* What is required
Your answer should be a single number: the count of lines in the material below that hold "实验内容充实".

* Listed entries
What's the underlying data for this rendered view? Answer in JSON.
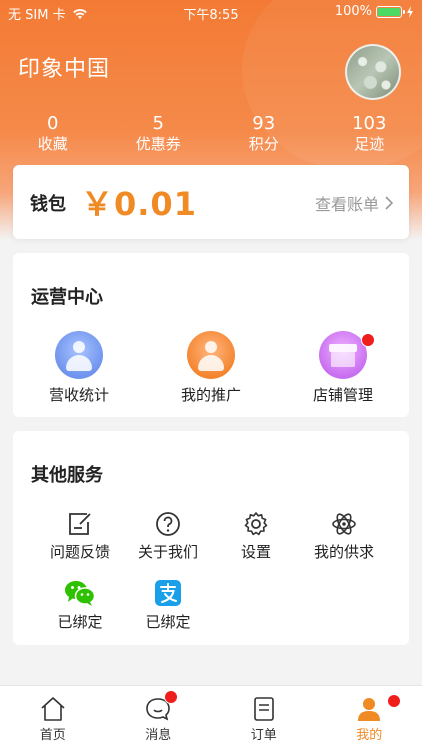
{
  "status_bar": {
    "carrier": "无 SIM 卡",
    "time": "下午8:55",
    "battery": "100%"
  },
  "profile": {
    "shop_name": "印象中国"
  },
  "stats": [
    {
      "value": "0",
      "label": "收藏"
    },
    {
      "value": "5",
      "label": "优惠券"
    },
    {
      "value": "93",
      "label": "积分"
    },
    {
      "value": "103",
      "label": "足迹"
    }
  ],
  "wallet": {
    "label": "钱包",
    "amount": "￥0.01",
    "link": "查看账单"
  },
  "operations": {
    "title": "运营中心",
    "items": [
      {
        "label": "营收统计"
      },
      {
        "label": "我的推广"
      },
      {
        "label": "店铺管理"
      }
    ]
  },
  "services": {
    "title": "其他服务",
    "items": [
      {
        "label": "问题反馈",
        "icon": "feedback-icon"
      },
      {
        "label": "关于我们",
        "icon": "question-icon"
      },
      {
        "label": "设置",
        "icon": "gear-icon"
      },
      {
        "label": "我的供求",
        "icon": "atom-icon"
      },
      {
        "label": "已绑定",
        "icon": "wechat-icon"
      },
      {
        "label": "已绑定",
        "icon": "alipay-icon"
      }
    ]
  },
  "tabbar": [
    {
      "label": "首页",
      "icon": "home-icon"
    },
    {
      "label": "消息",
      "icon": "message-icon"
    },
    {
      "label": "订单",
      "icon": "order-icon"
    },
    {
      "label": "我的",
      "icon": "profile-icon"
    }
  ],
  "colors": {
    "accent": "#f08a24",
    "header": "#f37a34",
    "badge": "#f01d1d"
  }
}
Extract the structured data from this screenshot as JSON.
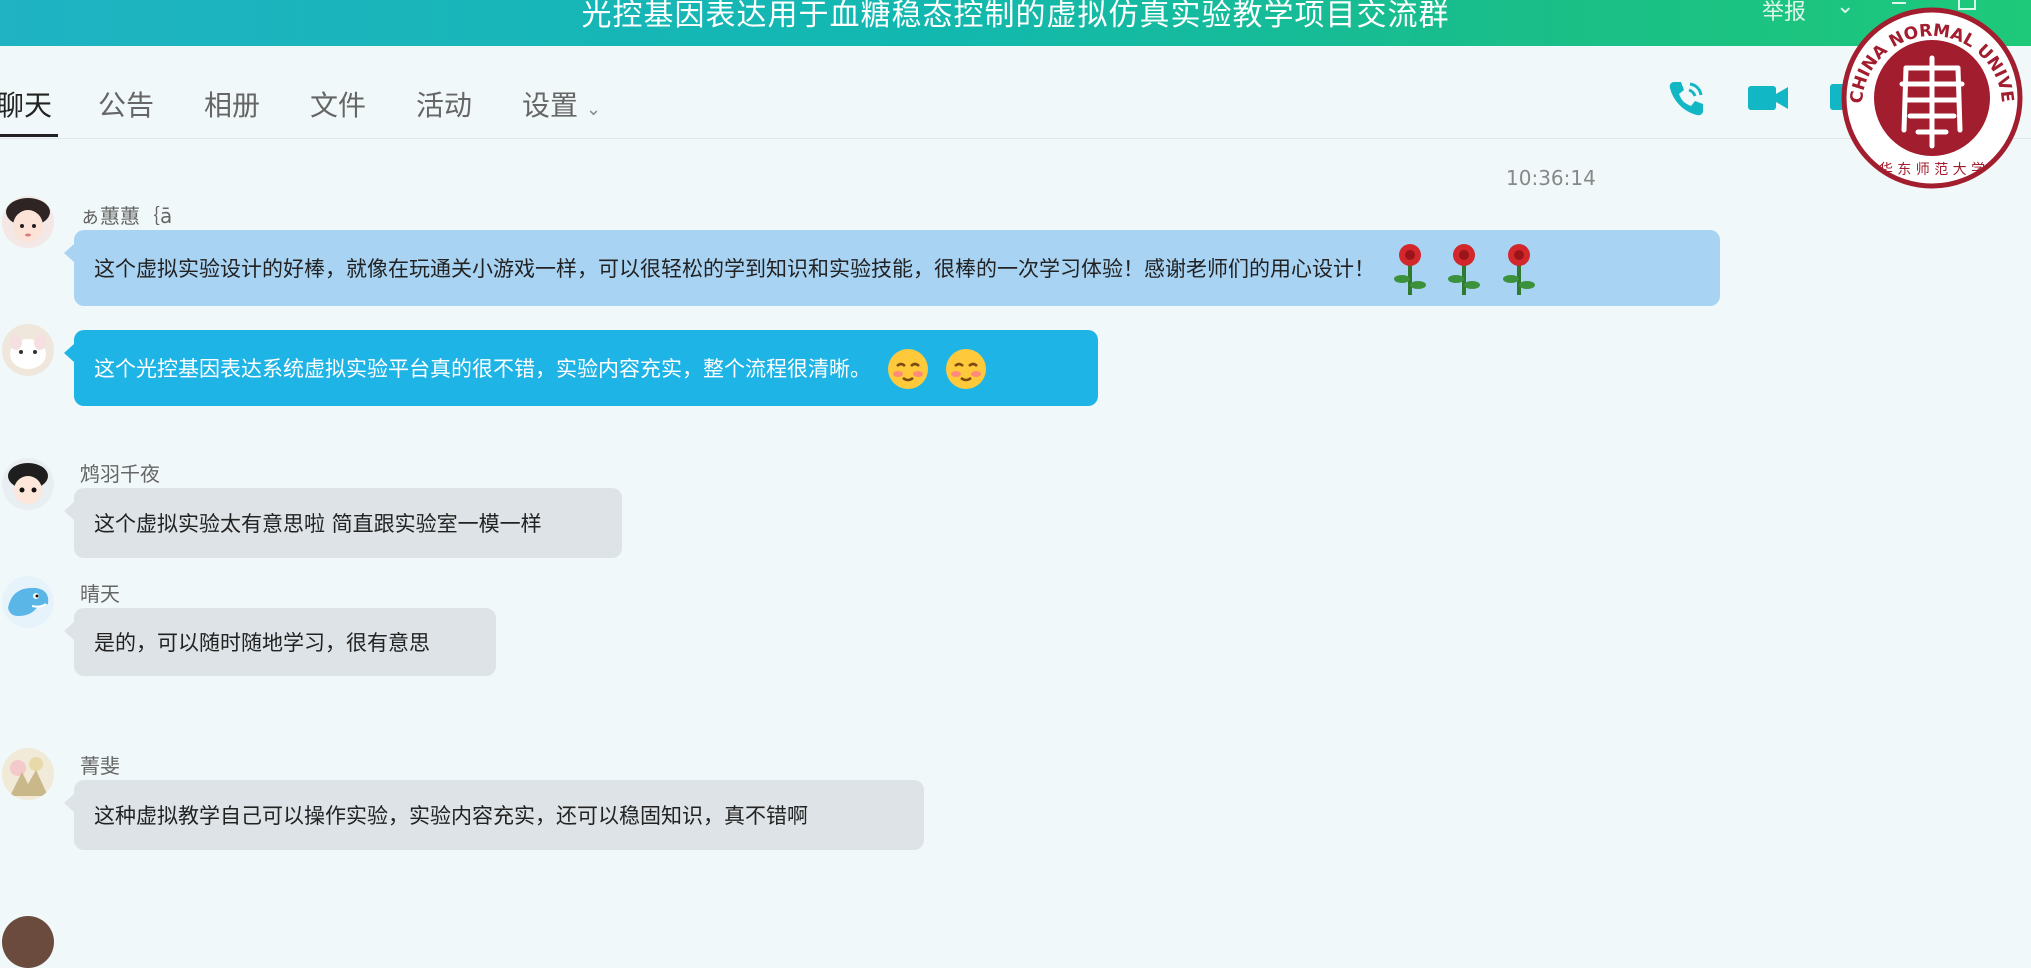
{
  "window": {
    "title": "光控基因表达用于血糖稳态控制的虚拟仿真实验教学项目交流群",
    "report_label": "举报"
  },
  "tabs": [
    {
      "label": "聊天",
      "active": true
    },
    {
      "label": "公告"
    },
    {
      "label": "相册"
    },
    {
      "label": "文件"
    },
    {
      "label": "活动"
    },
    {
      "label": "设置"
    }
  ],
  "toolbar_icons": [
    "phone-icon",
    "video-call-icon",
    "screen-share-icon"
  ],
  "logo": {
    "text": "EAST CHINA NORMAL UNIVERSITY",
    "seal_text": "华东师范大学"
  },
  "chat": {
    "timestamp": "10:36:14",
    "messages": [
      {
        "sender": "ぁ蕙蕙｛ā",
        "text": "这个虚拟实验设计的好棒，就像在玩通关小游戏一样，可以很轻松的学到知识和实验技能，很棒的一次学习体验！感谢老师们的用心设计！",
        "emoji": [
          "rose-icon",
          "rose-icon",
          "rose-icon"
        ],
        "style": "blue-light"
      },
      {
        "sender": "",
        "text": "这个光控基因表达系统虚拟实验平台真的很不错，实验内容充实，整个流程很清晰。",
        "emoji": [
          "shy-face-icon",
          "shy-face-icon"
        ],
        "style": "blue"
      },
      {
        "sender": "鸩羽千夜",
        "text": "这个虚拟实验太有意思啦 简直跟实验室一模一样",
        "style": "gray"
      },
      {
        "sender": "晴天",
        "text": "是的，可以随时随地学习，很有意思",
        "style": "gray"
      },
      {
        "sender": "菁斐",
        "text": "这种虚拟教学自己可以操作实验，实验内容充实，还可以稳固知识，真不错啊",
        "style": "gray"
      }
    ]
  },
  "colors": {
    "titlebar_start": "#1fb3c3",
    "titlebar_end": "#1ec97a",
    "accent": "#12b7c6",
    "bubble_blue": "#1eb4e6",
    "bubble_light_blue": "#a9d3f3",
    "bubble_gray": "#dde3e6",
    "logo_red": "#a21d2d"
  }
}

* Response
2